> _WHAT IS EXPECTED_: Look through the lines and report how many include the word "emitenta", giving nothing but the number.

>> Start DATASET CONTENT

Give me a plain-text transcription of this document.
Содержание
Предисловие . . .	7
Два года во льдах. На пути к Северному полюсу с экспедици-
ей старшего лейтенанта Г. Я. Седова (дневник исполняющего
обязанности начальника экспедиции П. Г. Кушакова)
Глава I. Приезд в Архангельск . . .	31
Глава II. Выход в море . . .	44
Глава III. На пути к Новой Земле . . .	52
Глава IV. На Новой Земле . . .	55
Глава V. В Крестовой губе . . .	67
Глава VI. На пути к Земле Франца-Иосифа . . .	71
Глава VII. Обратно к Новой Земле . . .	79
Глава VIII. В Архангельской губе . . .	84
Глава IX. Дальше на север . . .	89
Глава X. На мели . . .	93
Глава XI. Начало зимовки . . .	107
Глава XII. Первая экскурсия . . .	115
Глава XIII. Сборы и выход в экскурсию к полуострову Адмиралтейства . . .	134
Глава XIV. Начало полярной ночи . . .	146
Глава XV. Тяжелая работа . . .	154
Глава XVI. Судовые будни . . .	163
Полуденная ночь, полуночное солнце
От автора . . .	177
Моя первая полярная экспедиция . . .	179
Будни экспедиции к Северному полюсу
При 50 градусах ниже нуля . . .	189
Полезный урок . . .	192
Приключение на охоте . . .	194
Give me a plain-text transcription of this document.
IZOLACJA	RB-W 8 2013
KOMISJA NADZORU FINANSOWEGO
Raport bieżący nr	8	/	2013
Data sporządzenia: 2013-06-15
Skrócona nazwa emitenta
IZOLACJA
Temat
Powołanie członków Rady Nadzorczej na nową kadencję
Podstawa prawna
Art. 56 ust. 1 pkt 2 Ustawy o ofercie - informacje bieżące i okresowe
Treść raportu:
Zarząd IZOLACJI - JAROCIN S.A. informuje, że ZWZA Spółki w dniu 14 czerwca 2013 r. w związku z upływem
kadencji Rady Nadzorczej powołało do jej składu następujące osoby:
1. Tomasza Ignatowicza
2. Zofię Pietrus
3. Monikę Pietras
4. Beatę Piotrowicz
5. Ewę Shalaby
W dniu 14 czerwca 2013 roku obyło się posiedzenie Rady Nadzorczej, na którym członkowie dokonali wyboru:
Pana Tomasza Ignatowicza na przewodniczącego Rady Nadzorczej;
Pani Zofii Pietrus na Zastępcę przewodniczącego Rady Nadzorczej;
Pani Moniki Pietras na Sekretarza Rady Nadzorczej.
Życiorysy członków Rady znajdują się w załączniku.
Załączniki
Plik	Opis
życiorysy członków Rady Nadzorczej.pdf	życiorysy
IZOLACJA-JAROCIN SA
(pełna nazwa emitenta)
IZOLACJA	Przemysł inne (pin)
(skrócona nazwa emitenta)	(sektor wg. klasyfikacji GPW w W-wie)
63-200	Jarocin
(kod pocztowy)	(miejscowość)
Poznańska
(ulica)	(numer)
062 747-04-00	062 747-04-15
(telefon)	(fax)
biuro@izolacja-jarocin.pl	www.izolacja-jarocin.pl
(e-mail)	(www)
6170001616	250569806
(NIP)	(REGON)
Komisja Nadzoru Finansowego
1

>> End DATASET CONTENT

> _PROBLEM SOLUTION_: 3